* [Written problem]: Reproduce every line of the items below word for word, leaving out the pictures.

# # #

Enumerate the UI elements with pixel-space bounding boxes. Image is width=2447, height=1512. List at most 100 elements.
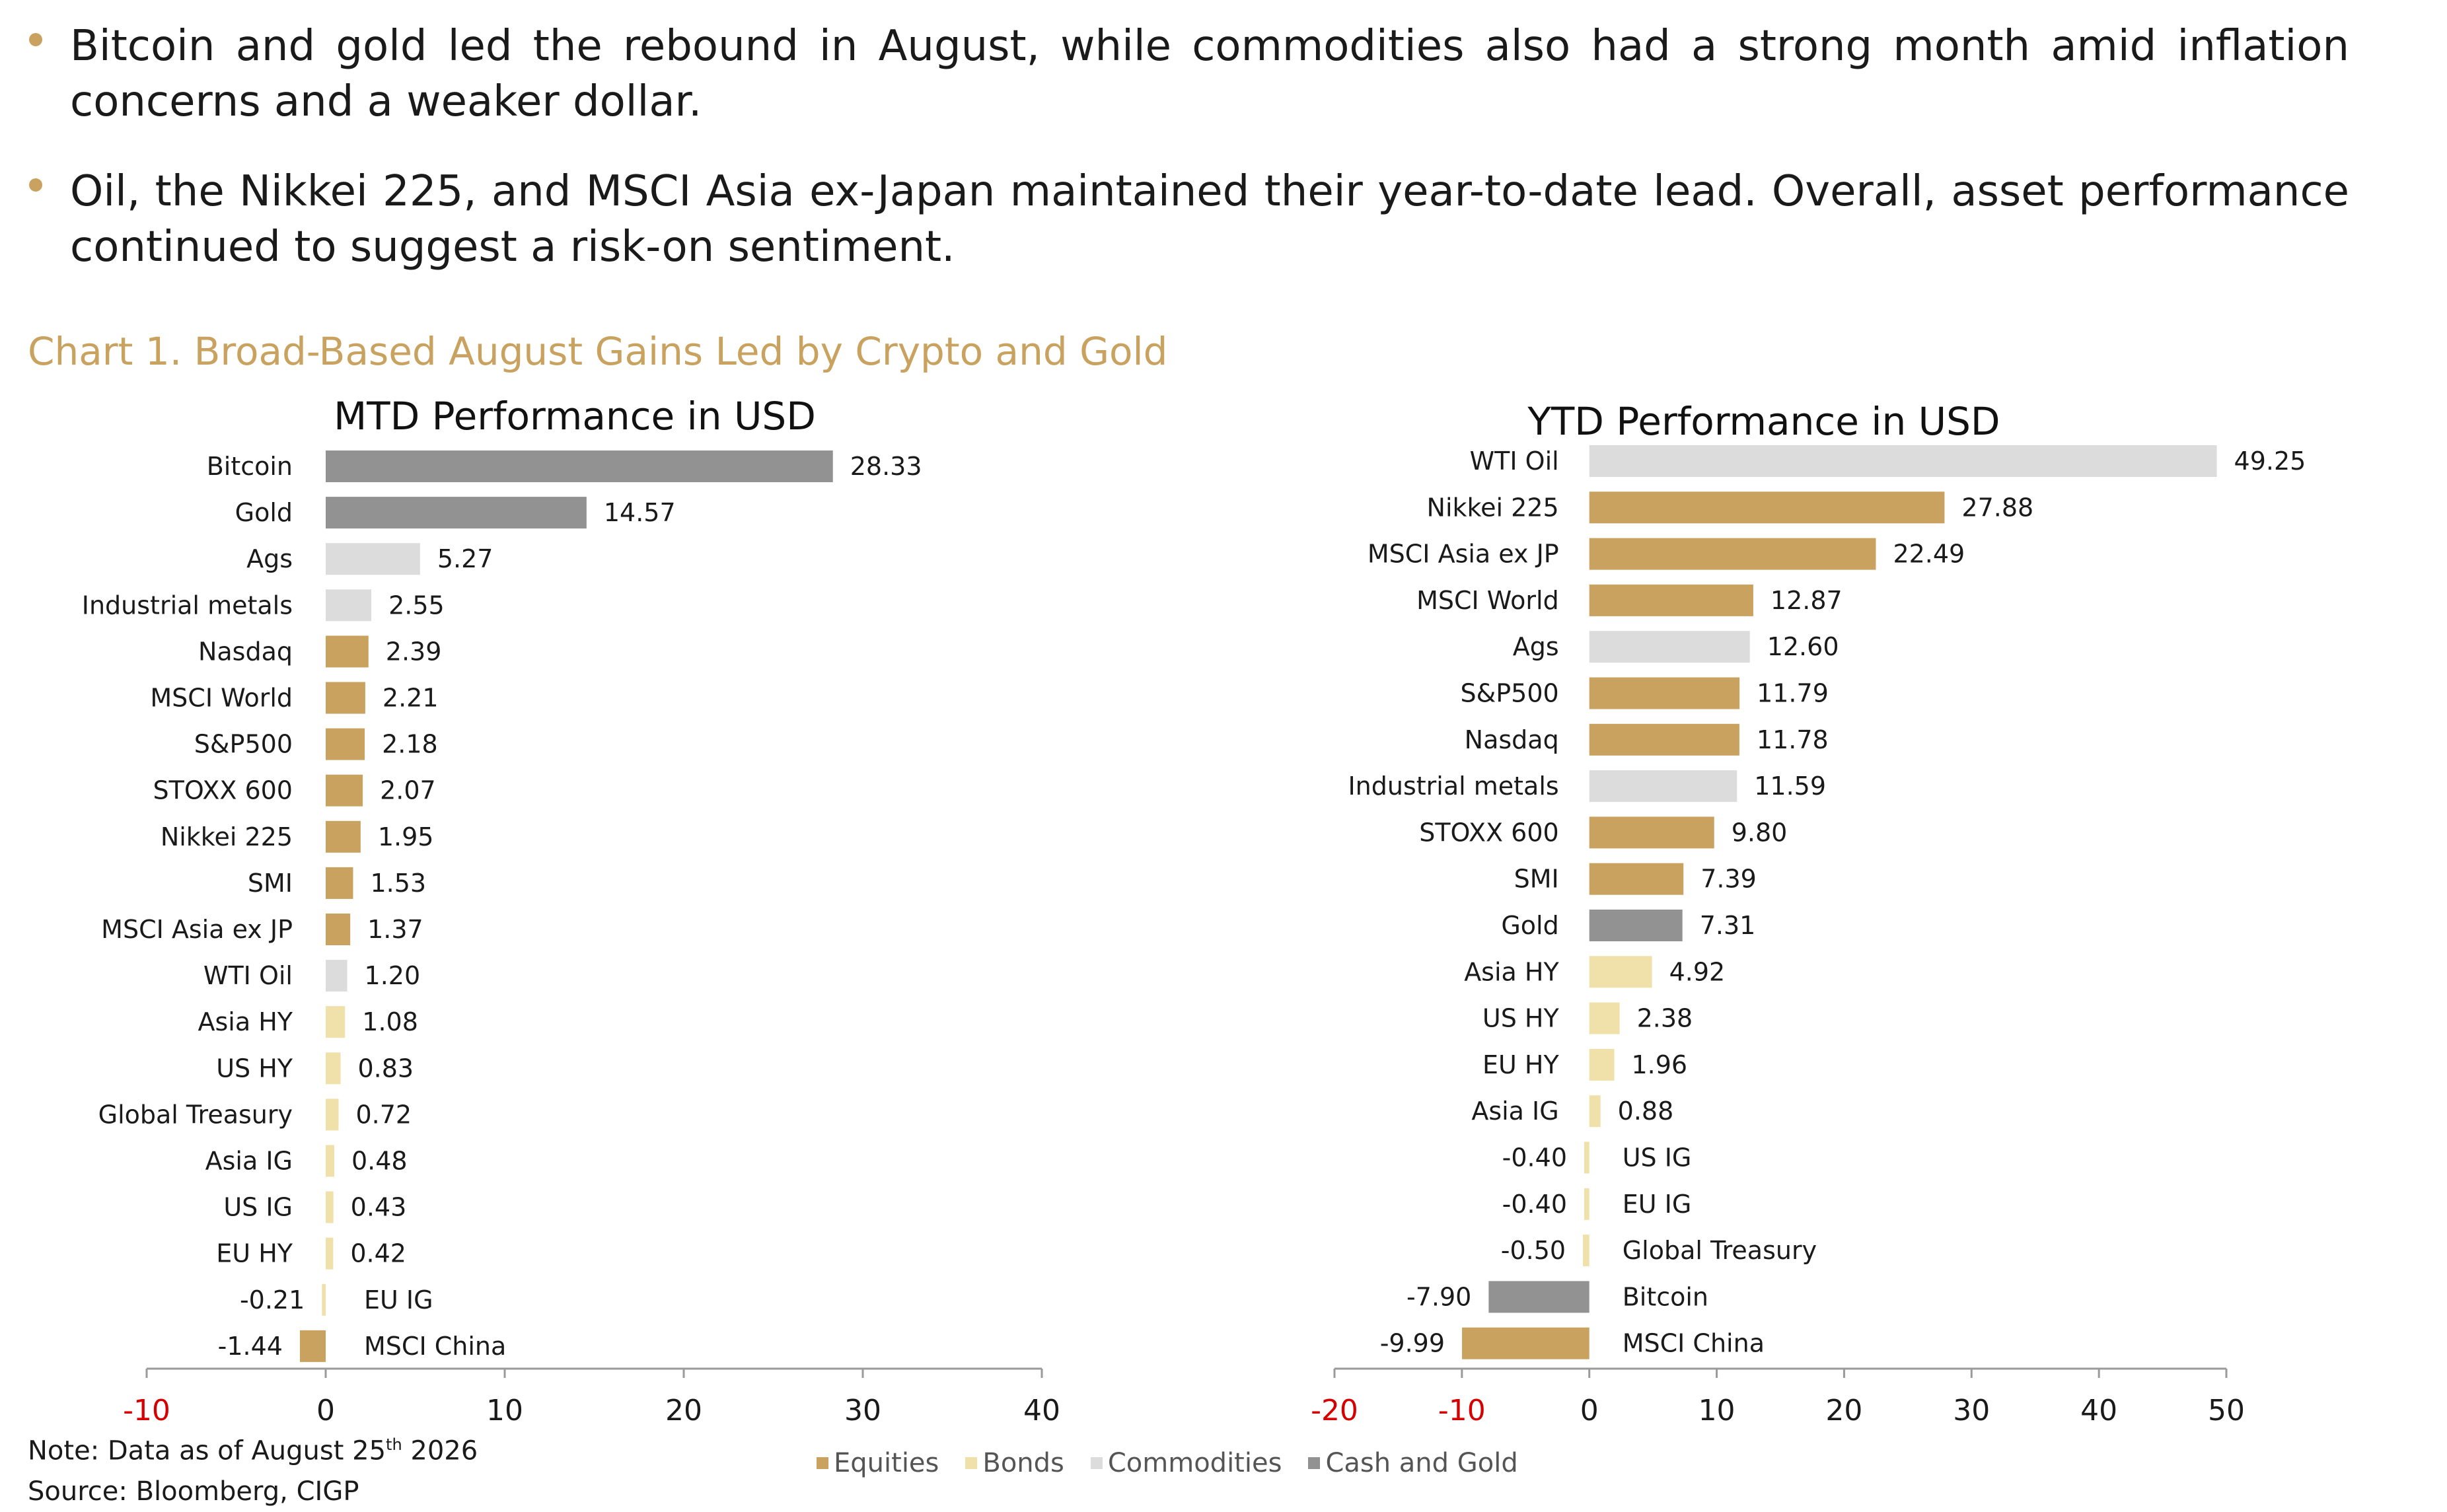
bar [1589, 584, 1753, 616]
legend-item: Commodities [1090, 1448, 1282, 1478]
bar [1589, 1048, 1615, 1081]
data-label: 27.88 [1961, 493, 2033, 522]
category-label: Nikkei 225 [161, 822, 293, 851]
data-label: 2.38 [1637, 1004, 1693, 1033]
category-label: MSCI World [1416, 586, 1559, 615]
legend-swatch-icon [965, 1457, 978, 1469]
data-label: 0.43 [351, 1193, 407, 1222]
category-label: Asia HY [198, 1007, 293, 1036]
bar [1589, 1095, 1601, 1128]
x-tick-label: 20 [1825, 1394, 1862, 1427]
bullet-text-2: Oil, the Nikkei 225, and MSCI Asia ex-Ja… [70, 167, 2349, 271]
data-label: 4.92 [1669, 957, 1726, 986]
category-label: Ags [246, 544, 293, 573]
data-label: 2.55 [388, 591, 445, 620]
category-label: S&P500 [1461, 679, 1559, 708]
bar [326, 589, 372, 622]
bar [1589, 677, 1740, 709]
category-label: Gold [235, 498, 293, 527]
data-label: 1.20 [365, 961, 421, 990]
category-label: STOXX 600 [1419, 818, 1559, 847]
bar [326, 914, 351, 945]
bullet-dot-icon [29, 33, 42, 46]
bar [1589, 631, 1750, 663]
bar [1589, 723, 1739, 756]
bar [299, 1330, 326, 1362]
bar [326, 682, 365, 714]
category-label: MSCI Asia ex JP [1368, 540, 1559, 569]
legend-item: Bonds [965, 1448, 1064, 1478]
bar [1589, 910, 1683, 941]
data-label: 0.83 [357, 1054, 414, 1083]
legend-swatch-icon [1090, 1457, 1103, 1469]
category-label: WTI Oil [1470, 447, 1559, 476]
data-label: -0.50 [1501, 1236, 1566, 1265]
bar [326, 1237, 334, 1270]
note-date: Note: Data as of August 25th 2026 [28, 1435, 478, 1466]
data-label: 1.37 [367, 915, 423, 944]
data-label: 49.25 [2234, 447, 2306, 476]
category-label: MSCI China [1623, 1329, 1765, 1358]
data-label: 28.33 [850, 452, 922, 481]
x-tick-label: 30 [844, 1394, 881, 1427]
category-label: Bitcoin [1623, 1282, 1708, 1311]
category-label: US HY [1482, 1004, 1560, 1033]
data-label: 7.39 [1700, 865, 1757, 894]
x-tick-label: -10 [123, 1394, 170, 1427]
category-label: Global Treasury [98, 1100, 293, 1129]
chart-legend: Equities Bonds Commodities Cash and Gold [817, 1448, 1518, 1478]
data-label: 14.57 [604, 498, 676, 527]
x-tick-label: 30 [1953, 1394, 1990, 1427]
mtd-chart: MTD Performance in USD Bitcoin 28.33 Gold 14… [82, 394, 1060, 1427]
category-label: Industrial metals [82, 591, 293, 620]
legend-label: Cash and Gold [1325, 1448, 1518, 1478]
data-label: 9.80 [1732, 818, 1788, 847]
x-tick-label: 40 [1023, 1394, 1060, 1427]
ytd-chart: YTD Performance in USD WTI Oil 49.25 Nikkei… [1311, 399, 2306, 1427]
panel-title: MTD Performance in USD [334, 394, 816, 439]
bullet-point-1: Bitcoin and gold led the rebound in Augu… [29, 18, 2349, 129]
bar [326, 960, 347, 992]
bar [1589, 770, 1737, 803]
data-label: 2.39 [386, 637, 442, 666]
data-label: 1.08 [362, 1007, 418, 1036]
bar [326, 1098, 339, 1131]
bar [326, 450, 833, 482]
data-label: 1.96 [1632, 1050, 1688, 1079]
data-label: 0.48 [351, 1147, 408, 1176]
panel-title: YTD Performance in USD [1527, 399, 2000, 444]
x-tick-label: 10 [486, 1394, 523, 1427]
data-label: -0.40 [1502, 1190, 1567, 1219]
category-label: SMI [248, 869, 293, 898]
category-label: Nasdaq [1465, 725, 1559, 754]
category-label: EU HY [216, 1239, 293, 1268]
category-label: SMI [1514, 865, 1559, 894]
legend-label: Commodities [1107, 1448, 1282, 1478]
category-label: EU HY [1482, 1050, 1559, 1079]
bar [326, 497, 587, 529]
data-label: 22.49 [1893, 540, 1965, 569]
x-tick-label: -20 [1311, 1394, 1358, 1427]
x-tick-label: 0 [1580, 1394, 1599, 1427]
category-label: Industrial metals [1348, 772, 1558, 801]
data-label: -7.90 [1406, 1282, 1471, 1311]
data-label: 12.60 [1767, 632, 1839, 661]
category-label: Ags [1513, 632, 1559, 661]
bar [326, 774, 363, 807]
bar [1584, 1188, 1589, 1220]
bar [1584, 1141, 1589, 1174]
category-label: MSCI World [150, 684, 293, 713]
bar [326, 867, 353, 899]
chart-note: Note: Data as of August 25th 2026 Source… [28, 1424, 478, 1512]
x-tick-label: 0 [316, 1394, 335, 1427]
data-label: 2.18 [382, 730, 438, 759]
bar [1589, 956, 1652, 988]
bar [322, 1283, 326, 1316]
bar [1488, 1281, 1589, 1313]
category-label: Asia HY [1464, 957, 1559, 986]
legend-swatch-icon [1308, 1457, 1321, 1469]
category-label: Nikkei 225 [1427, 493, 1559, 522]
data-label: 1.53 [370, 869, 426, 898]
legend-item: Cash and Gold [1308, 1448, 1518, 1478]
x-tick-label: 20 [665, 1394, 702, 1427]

# # #

* [Task output]:
Enumerate the UI elements with pixel-space bounding boxes. Image is width=2447, height=1512. List at most 100 elements.
bar [1589, 584, 1753, 616]
legend-item: Commodities [1090, 1448, 1282, 1478]
bar [1589, 1048, 1615, 1081]
data-label: 27.88 [1961, 493, 2033, 522]
category-label: Nikkei 225 [161, 822, 293, 851]
data-label: 2.38 [1637, 1004, 1693, 1033]
category-label: MSCI World [1416, 586, 1559, 615]
legend-swatch-icon [965, 1457, 978, 1469]
data-label: 0.43 [351, 1193, 407, 1222]
category-label: Asia HY [198, 1007, 293, 1036]
bar [1589, 1095, 1601, 1128]
x-tick-label: 20 [1825, 1394, 1862, 1427]
bullet-text-2: Oil, the Nikkei 225, and MSCI Asia ex-Ja… [70, 167, 2349, 271]
data-label: 4.92 [1669, 957, 1726, 986]
category-label: Ags [246, 544, 293, 573]
data-label: 2.55 [388, 591, 445, 620]
category-label: S&P500 [1461, 679, 1559, 708]
bar [326, 589, 372, 622]
bar [1589, 677, 1740, 709]
category-label: Gold [235, 498, 293, 527]
data-label: 1.20 [365, 961, 421, 990]
category-label: STOXX 600 [1419, 818, 1559, 847]
bar [326, 914, 351, 945]
bullet-dot-icon [29, 33, 42, 46]
bar [1589, 631, 1750, 663]
bar [1589, 723, 1739, 756]
bar [299, 1330, 326, 1362]
bar [326, 682, 365, 714]
category-label: MSCI Asia ex JP [1368, 540, 1559, 569]
legend-item: Bonds [965, 1448, 1064, 1478]
bar [1589, 910, 1683, 941]
data-label: 0.83 [357, 1054, 414, 1083]
legend-swatch-icon [1090, 1457, 1103, 1469]
category-label: WTI Oil [1470, 447, 1559, 476]
data-label: -0.50 [1501, 1236, 1566, 1265]
bar [326, 1237, 334, 1270]
note-date: Note: Data as of August 25th 2026 [28, 1435, 478, 1466]
data-label: 1.37 [367, 915, 423, 944]
data-label: 49.25 [2234, 447, 2306, 476]
category-label: MSCI China [1623, 1329, 1765, 1358]
data-label: 28.33 [850, 452, 922, 481]
x-tick-label: 30 [844, 1394, 881, 1427]
category-label: Bitcoin [1623, 1282, 1708, 1311]
category-label: US HY [1482, 1004, 1560, 1033]
data-label: 7.39 [1700, 865, 1757, 894]
x-tick-label: -10 [123, 1394, 170, 1427]
category-label: Global Treasury [98, 1100, 293, 1129]
chart-legend: Equities Bonds Commodities Cash and Gold [817, 1448, 1518, 1478]
data-label: 14.57 [604, 498, 676, 527]
x-tick-label: 30 [1953, 1394, 1990, 1427]
mtd-chart: MTD Performance in USD Bitcoin 28.33 Gold 14… [82, 394, 1060, 1427]
category-label: Industrial metals [82, 591, 293, 620]
legend-label: Cash and Gold [1325, 1448, 1518, 1478]
data-label: 9.80 [1732, 818, 1788, 847]
x-tick-label: 40 [1023, 1394, 1060, 1427]
ytd-chart: YTD Performance in USD WTI Oil 49.25 Nikkei… [1311, 399, 2306, 1427]
panel-title: MTD Performance in USD [334, 394, 816, 439]
bullet-point-1: Bitcoin and gold led the rebound in Augu… [29, 18, 2349, 129]
bar [326, 960, 347, 992]
bar [1589, 770, 1737, 803]
data-label: 2.39 [386, 637, 442, 666]
data-label: 1.08 [362, 1007, 418, 1036]
bar [326, 1098, 339, 1131]
bar [326, 450, 833, 482]
data-label: 1.96 [1632, 1050, 1688, 1079]
data-label: 0.48 [351, 1147, 408, 1176]
panel-title: YTD Performance in USD [1527, 399, 2000, 444]
x-tick-label: 10 [486, 1394, 523, 1427]
data-label: -0.40 [1502, 1190, 1567, 1219]
category-label: SMI [248, 869, 293, 898]
category-label: Nasdaq [1465, 725, 1559, 754]
category-label: EU HY [216, 1239, 293, 1268]
category-label: SMI [1514, 865, 1559, 894]
legend-label: Commodities [1107, 1448, 1282, 1478]
category-label: EU HY [1482, 1050, 1559, 1079]
bar [326, 497, 587, 529]
data-label: 22.49 [1893, 540, 1965, 569]
x-tick-label: -20 [1311, 1394, 1358, 1427]
x-tick-label: 0 [1580, 1394, 1599, 1427]
category-label: Industrial metals [1348, 772, 1558, 801]
data-label: -7.90 [1406, 1282, 1471, 1311]
data-label: 12.60 [1767, 632, 1839, 661]
category-label: Ags [1513, 632, 1559, 661]
bar [326, 774, 363, 807]
bar [1584, 1188, 1589, 1220]
bar [1584, 1141, 1589, 1174]
category-label: MSCI World [150, 684, 293, 713]
bar [326, 867, 353, 899]
chart-note: Note: Data as of August 25th 2026 Source… [28, 1424, 478, 1512]
x-tick-label: 0 [316, 1394, 335, 1427]
data-label: 2.18 [382, 730, 438, 759]
bar [1589, 956, 1652, 988]
bar [322, 1283, 326, 1316]
bar [1488, 1281, 1589, 1313]
category-label: Asia HY [1464, 957, 1559, 986]
legend-swatch-icon [1308, 1457, 1321, 1469]
category-label: Nikkei 225 [1427, 493, 1559, 522]
data-label: 1.53 [370, 869, 426, 898]
legend-item: Cash and Gold [1308, 1448, 1518, 1478]
x-tick-label: 20 [665, 1394, 702, 1427]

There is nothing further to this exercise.